** What you will do **
Tally the lines that contain the string "image" and state that total without comment.

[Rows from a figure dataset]
----------

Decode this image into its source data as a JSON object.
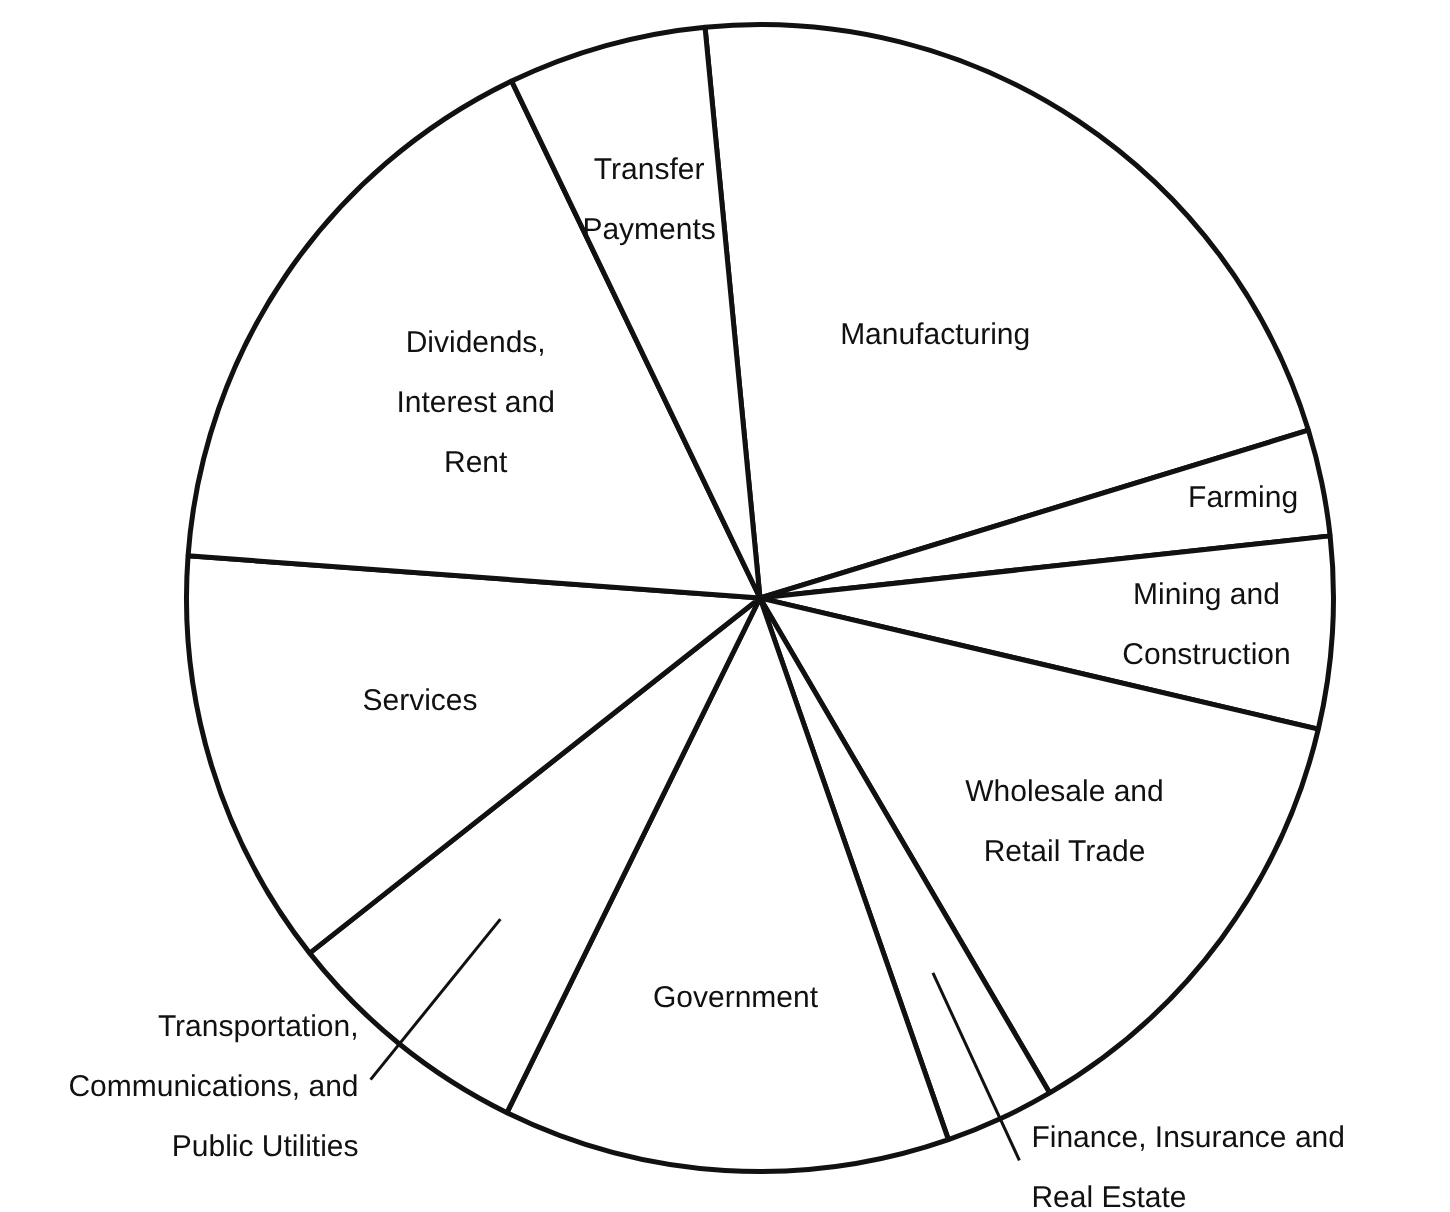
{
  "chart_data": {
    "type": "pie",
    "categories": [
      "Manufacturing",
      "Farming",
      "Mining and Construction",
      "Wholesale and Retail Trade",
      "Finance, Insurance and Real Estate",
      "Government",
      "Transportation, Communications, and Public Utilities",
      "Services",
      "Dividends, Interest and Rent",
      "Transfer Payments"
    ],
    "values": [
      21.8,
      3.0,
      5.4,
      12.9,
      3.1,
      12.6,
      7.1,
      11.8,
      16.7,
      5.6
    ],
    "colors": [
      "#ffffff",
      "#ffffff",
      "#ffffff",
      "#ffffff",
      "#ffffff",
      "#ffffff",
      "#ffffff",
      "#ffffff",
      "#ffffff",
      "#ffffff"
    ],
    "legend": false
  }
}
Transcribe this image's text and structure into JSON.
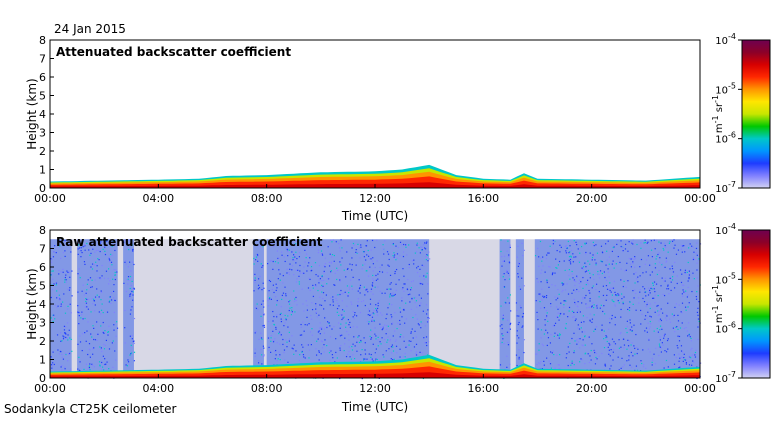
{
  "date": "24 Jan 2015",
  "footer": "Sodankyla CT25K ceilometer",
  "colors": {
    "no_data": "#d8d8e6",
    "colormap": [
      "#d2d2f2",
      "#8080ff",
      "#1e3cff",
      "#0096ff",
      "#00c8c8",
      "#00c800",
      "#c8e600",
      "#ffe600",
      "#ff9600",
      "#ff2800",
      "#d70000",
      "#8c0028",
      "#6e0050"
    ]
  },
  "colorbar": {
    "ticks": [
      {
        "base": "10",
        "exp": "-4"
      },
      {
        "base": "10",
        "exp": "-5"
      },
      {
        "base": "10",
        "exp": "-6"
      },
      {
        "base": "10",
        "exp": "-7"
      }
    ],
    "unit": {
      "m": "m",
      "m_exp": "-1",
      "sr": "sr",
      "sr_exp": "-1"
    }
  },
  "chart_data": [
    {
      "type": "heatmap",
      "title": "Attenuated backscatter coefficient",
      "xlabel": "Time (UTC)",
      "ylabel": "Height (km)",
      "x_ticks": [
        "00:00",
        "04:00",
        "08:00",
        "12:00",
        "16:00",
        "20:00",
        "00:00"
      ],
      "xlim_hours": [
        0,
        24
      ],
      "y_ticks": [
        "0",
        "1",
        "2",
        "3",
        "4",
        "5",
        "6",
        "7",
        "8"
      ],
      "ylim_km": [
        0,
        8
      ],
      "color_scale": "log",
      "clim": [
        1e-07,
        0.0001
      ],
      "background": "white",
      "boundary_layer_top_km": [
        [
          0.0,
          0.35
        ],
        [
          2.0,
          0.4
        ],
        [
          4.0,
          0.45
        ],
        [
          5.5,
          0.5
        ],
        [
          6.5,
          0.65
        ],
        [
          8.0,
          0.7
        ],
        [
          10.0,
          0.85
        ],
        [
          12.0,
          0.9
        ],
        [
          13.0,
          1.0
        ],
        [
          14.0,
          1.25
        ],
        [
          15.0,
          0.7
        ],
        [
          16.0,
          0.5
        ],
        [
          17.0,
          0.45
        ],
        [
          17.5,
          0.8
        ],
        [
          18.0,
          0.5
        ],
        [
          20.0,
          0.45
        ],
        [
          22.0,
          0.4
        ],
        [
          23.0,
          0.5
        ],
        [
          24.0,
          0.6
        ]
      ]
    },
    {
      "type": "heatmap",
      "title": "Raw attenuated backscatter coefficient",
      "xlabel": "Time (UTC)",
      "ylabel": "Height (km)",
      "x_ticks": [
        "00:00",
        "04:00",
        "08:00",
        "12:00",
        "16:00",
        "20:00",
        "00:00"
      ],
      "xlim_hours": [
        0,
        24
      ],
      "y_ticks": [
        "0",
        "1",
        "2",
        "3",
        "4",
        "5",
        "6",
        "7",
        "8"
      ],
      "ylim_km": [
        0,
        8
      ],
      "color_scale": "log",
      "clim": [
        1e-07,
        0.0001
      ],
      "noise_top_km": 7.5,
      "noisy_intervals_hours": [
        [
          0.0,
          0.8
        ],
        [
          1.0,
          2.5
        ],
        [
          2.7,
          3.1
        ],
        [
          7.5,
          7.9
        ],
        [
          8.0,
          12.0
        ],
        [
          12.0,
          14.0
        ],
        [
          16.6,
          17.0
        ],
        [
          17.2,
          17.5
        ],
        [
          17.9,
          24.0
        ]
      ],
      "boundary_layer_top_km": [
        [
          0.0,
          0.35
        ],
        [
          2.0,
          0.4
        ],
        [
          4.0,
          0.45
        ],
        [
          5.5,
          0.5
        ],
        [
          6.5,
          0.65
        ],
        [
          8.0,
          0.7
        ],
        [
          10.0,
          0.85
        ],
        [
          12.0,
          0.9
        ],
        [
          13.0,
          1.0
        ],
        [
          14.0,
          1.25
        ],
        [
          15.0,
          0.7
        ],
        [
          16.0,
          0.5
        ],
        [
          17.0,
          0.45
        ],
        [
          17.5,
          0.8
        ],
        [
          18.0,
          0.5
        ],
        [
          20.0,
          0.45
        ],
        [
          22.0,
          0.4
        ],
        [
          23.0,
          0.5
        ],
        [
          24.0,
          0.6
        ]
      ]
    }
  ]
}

----------

** Task answer **
2